Давид, играющий на арфе перед Саулом. 1658

  Более тридцати лет отделяют эту картину от «Музицирующего общества». В течение всех этих лет Рембрандт, по-видимому, не обращался к этому сюжету, и конечно, предположение о том, что ранняя картина могла быть чем-то вроде подготовительной стадии для поздней, может быть сочтено натяжкой. Тем не менее вполне возможно, что зрелый мастер вспомнил себя того возраста, в каком Давид музицировал для Саула. Не только молодой Давид и его музыкальный инструмент были позаимствованы у ранней картины, но и тюрбан виолиста - на сей раз он украшает голову Саула. И если в ранней картине мы не могли объяснить восточный облик этого мужчины, то не потому ли, что не догадались тогда посмотреть на него как на прообраз будущего Саула?


  В этой поздней картине Рембрандт предстает непревзойденным мастером психологического портрета: мы ясно осознаем те душевные терзания, которые мучают Саула с того момента, как от него «отступил Дух Господень». В ранней картине, несмотря на ее возможное (мы не навязываем эту точку зрения) символическое содержание, психологической глубины поздней картины нет.


  Еще одна картина, связанная с музыкой, — портрет музыканта, считающийся портретом Генриха Шютца, знаменитого композитора, «отца немецкой музыки».
  В 1631 г., когда Рембрандт уже стал хорошо известен и его мастерская в Лейдене процветала, он переехал в Амстердам. У него было много заказов на портреты и религиозные сюжеты. Так случилось, что в это время, точнее в 1633 г., в Амстердам прибыл знаменитый немецкий композитор Генрих Шютц. Он направлялся из Германии в Данию ко двору короля Кристиана IV, короля Дании и Норвегии, того самого, замок которого - Кронберг в Эльсиноре - Шекспир выбрал местом действия для своего «Гамлета» (замок, кстати, выполнен в голландском стиле ренессанс). В Германии в разгаре была война, названная впоследствии Тридцатилетней, дела в Дрезденской придворной капелле, где служил Шютц, обстояли весьма плачевно, что и побудило его искать для себя новое место.

**Строки:**
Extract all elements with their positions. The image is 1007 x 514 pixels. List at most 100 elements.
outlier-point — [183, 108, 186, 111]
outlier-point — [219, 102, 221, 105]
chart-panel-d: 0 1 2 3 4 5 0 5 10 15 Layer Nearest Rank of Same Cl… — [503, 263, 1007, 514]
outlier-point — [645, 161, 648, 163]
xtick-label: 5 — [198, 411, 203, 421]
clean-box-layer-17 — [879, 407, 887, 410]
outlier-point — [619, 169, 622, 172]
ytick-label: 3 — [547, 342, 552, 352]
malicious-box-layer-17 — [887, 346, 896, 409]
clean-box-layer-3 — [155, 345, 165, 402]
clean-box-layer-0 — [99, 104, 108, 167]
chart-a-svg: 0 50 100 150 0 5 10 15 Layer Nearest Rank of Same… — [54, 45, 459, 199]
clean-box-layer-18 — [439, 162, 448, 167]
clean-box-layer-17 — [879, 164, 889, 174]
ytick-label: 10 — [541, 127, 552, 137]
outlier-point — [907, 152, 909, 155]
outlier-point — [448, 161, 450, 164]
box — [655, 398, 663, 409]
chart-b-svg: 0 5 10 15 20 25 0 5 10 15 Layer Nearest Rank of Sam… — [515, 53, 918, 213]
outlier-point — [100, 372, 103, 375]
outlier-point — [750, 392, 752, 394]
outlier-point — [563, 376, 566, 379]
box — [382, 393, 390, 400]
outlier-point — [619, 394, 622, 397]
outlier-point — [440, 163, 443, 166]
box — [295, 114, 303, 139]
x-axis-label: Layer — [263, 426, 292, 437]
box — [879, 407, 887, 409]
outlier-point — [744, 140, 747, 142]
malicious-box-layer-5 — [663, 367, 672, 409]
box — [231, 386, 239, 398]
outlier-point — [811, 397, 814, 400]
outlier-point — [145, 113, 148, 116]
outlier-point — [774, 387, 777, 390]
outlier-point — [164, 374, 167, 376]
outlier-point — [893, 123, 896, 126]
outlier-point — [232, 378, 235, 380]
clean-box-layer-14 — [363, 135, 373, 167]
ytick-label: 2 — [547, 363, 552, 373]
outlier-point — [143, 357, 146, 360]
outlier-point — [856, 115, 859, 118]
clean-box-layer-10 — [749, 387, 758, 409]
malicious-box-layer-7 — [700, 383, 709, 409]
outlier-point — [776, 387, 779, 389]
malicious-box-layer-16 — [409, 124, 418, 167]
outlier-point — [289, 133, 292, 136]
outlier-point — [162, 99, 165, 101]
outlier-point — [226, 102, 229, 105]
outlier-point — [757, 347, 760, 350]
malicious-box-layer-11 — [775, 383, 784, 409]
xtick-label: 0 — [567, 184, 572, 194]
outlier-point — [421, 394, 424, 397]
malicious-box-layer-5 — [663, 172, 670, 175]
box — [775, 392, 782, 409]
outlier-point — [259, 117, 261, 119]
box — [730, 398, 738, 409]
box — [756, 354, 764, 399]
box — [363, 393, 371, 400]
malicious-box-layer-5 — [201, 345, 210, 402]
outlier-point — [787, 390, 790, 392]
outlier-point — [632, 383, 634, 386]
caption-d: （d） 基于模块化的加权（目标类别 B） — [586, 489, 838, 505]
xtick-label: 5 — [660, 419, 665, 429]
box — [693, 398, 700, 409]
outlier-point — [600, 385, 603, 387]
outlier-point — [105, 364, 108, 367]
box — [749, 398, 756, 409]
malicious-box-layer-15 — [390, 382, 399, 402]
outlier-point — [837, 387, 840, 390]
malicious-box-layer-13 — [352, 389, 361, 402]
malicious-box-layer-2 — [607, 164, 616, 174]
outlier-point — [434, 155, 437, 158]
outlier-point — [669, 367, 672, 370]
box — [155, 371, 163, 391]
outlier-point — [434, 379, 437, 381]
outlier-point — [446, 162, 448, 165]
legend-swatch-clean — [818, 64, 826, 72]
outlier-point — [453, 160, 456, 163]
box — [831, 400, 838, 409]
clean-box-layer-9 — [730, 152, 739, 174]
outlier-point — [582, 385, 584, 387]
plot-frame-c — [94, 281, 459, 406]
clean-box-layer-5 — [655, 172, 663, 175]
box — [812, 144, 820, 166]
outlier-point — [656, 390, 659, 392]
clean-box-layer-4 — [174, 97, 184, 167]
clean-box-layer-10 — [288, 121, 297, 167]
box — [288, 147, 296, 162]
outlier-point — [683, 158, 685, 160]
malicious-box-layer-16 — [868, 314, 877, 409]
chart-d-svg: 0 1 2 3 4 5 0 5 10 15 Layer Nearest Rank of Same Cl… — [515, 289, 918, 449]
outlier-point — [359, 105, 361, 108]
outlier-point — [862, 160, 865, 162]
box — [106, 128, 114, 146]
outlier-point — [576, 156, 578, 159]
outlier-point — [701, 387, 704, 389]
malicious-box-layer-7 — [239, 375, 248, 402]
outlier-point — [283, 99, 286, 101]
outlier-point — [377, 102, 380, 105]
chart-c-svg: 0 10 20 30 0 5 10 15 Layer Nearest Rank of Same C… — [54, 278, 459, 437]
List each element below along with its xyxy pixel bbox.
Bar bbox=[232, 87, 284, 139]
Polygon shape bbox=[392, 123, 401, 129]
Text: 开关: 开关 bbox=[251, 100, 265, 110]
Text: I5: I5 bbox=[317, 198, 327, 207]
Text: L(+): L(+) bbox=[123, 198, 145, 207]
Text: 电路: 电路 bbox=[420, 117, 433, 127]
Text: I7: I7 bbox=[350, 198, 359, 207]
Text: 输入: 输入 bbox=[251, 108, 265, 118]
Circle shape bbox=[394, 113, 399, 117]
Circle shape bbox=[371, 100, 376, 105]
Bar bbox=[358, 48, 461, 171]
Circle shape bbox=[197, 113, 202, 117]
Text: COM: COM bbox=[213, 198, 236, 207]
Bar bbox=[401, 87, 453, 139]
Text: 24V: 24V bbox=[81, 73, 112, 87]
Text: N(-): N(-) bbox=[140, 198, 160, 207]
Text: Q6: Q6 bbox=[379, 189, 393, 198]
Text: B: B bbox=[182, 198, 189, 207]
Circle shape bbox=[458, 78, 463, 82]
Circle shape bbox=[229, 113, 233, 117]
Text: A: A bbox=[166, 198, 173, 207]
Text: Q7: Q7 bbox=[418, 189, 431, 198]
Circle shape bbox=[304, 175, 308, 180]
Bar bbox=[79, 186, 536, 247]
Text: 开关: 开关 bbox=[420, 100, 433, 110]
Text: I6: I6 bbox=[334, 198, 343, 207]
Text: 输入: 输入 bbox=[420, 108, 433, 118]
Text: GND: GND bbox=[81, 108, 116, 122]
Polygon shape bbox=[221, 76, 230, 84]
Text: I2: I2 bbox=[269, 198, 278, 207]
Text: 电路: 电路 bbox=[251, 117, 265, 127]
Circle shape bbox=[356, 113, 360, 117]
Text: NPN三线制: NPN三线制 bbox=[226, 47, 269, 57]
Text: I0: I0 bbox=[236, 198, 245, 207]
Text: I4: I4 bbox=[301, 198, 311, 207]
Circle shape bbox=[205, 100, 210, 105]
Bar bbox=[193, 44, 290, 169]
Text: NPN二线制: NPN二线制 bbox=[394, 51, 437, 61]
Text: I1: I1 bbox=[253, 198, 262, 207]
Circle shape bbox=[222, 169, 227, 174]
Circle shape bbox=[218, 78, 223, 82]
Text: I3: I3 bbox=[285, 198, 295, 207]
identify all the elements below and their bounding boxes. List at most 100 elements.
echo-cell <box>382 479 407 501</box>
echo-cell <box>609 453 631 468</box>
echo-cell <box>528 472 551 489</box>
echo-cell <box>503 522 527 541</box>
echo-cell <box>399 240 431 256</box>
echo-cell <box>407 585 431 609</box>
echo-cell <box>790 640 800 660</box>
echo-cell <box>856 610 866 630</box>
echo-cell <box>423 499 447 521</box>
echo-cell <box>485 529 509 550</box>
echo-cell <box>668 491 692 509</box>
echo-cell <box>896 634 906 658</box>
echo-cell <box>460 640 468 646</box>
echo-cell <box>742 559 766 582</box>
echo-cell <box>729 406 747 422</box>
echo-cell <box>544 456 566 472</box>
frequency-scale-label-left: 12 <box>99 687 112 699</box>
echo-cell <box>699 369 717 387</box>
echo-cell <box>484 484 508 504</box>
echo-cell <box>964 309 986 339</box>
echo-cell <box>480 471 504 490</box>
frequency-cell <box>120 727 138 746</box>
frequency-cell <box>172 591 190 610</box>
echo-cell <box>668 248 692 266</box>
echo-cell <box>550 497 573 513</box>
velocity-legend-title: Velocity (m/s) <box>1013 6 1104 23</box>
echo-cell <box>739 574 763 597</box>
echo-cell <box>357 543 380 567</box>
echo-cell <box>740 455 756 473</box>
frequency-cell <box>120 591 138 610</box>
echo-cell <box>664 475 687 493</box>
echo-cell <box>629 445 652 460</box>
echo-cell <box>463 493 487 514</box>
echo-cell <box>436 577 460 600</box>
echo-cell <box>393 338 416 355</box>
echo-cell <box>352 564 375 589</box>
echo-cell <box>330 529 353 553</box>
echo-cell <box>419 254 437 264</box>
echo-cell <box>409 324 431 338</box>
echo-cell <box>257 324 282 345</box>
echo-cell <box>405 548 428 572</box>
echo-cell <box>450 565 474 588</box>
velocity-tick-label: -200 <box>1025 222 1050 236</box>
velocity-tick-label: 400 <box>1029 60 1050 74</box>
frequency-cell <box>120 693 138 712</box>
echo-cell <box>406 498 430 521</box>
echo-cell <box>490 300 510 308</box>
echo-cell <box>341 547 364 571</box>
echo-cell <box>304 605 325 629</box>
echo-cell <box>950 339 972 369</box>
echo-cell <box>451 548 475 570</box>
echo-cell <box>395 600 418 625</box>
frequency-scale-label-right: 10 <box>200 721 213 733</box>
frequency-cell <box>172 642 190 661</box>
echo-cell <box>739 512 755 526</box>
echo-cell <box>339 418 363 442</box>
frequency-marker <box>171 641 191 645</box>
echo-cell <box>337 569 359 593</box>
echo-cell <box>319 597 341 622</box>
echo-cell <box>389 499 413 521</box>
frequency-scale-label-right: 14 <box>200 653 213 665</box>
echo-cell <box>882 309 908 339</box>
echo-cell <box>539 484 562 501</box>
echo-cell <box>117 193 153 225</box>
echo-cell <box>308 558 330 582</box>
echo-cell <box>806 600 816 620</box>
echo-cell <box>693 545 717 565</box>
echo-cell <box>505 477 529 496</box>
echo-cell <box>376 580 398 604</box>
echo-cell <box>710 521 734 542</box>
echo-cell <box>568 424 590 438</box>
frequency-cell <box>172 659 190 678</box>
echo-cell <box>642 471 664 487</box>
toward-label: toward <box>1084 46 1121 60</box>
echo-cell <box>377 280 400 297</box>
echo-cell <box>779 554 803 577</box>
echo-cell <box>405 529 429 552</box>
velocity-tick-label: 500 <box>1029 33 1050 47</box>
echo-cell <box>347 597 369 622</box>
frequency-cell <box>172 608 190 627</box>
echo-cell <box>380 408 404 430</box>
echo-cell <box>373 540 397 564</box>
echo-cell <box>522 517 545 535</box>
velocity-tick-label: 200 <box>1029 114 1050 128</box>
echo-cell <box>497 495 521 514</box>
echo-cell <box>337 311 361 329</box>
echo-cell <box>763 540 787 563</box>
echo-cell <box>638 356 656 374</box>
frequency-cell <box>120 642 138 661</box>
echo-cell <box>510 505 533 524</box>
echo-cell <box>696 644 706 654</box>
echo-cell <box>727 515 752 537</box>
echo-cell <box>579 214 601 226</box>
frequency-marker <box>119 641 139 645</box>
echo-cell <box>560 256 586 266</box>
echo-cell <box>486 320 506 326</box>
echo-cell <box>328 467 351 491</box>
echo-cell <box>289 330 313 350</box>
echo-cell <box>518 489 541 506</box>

**Задания:**
1: Ответьте по отрывку о картинах Рембрандта:
(a) Сколько лет отделяют картину «Давид, играющий на арфе перед Саулом» от «Музицирующего общества»?
(b) В каком году Рембрандт переехал в Амстердам?
(c) Ко двору какого короля направлялся Генрих Шютц?
2: Продолжите отрывок о картинах Рембрандта с того места, где он обрывается.

**Ответы:**
1:
(a) Более тридцати лет.
(b) В 1631 г.
(c) Ко двору Кристиана IV, короля Дании и Норвегии.

2:
  Путь Шютца в Данию лежал через Голландию, и этим мы обязаны появлению портрета кисти Рембрандта, поскольку, вероятнее всего, именно здесь, в Амстердаме, встретились два великих мастера XVII в. «Портрет музыканта» - под таким названием известна эта картина — написан Рембрандтом в 1633 г., как раз в год переезда Шютца в Данию. Название картины, как вы видите, не определяет того, кто на ней изображен, однако то, что это Шютц, не вызывает сомнения ввиду сходства изображенного с другими дошедшими до нас портретами композитора. Совпадение даты создания портрета со временем приезда композитора в Амстердам тоже одно из доказательств: встреча этих двух художественных личностей должна была стать важным событием.

Портрет музыканта (Генрих Шютц?) 1633.
Галерея Коркоран, Вашингтон


  С портрета на нас смотрит человек, приближающийся к пятидесятилетнему возрасту, находящийся на вершине развития своих духовных и физических сил. Умное, значительное лицо, безусловно, представляло для художника интерес. Нотный листок в левой руке, сложенный в трубочку, говорит о том, что перед нами музыкант. Привлекает внимание одна деталь: музыкант держит листок так, как никто его естественным образом держать не будет, — мизинец очень неудобно подогнут за трубочку весьма плотной тогдашней бумаги. Что это, манерность? Вряд ли. Кроме этой детали, портрет во всем воплощенная естественность и изящество. Да и у такого художника, как Рембрандт, случайностей быть не может. В чем же дело? Это, бесспорно, способ привлечь внимание зрителя к перстню на мизинце: золотое колечко с камнем было очень дорого для Шютца — его подарил своему любимому ученику умирающий Джованни Габриели, у которого Шютц в молодости учился в Венеции.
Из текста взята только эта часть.